DA subsidies under review

A review of the distribution of subsidies to rightful agriculture sector stakeholders and a masterplan for farm-to-market roads (FMR) are now being prioritized by the Department of Agriculture (DA). In a statement yesterday, DA Undersecretary-designate for consumer and political affairs Kristine Evangelista said there is a need to review the distribution of subsidies to aid local farmers, fishers and animal raisers. Earlier, agricultural groups urged President Marcos to prioritize food production subsidies over FMR road projects to mitigate the impact of rising costs affecting productivity in the sector. But the DA is still looking to submit a masterplan for FMRs to the administration’s economic managers as soon as it maps out priority production areas throughout the country, Evangelista said.


Marcos urged to support agri, manufacturing without relying on FDI

“Rather than relying on FDI inflows, which have not materialized despite the passage of investor-friendly legislation such as CREATE (the Corporate Recovery and Tax Incentives for Enterprises), government should focus on reviving and strengthening the domestic economy by providing support and incentives to key sectors such as agriculture and manufacturing,” the Freedom from Debt Coalition said in a statement. These industries, it added, have been neglected for decades due to “ill-advised policies such as the infamous Rice Tariffication Law which failed to deliver its promise of cheaper rice even as it resulted in bankruptcy of millions of farmers.” The coalition also called for significant investment in human capital by ramping up spending on education, healthcare, housing, and nutrition.

Entries in the collection:
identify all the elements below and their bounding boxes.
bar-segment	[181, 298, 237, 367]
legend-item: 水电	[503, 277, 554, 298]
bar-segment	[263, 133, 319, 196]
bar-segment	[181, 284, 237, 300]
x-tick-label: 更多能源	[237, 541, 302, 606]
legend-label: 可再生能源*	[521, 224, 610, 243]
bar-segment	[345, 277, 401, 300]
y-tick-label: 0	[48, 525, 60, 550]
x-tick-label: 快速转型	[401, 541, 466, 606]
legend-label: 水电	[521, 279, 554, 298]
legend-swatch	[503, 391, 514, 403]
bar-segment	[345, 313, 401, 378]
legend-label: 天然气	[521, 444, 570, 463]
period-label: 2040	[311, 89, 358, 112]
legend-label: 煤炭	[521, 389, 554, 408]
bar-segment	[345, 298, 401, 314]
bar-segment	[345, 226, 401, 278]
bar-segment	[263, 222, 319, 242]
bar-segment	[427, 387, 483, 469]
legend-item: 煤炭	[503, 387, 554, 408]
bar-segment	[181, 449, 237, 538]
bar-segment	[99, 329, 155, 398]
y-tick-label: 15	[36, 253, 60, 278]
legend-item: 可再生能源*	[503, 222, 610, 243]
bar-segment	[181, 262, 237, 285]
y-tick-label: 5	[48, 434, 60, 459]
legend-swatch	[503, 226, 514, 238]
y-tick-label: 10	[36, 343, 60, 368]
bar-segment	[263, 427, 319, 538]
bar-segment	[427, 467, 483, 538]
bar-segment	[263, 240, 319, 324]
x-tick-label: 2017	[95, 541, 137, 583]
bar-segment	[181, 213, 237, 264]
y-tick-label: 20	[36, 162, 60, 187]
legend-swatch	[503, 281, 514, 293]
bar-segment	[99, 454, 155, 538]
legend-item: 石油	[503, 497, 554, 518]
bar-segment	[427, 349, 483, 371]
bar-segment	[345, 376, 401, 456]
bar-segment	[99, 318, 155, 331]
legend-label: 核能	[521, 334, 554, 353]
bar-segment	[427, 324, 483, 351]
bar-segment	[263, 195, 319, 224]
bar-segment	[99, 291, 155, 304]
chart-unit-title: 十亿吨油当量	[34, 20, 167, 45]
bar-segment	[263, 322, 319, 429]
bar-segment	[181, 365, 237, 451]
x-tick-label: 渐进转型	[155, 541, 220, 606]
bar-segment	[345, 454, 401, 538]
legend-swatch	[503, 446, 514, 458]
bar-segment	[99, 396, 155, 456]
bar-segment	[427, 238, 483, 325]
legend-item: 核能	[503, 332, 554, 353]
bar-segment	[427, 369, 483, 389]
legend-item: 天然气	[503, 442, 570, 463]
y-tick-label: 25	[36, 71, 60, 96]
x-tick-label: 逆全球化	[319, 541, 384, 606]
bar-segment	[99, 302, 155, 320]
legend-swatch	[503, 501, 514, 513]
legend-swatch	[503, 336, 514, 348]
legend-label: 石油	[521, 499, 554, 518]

Exercise brief:
Extract the stretch from "A review of" through "country, Evangelista said." in the passage on agriculture policy, copying it word for word. The listing has no connection to the passage on agriculture policy.

Solution to the problem:
A review of the distribution of subsidies to rightful agriculture sector stakeholders and a masterplan for farm-to-market roads (FMR) are now being prioritized by the Department of Agriculture (DA). In a statement yesterday, DA Undersecretary-designate for consumer and political affairs Kristine Evangelista said there is a need to review the distribution of subsidies to aid local farmers, fishers and animal raisers. Earlier, agricultural groups urged President Marcos to prioritize food production subsidies over FMR road projects to mitigate the impact of rising costs affecting productivity in the sector. But the DA is still looking to submit a masterplan for FMRs to the administration’s economic managers as soon as it maps out priority production areas throughout the country, Evangelista said.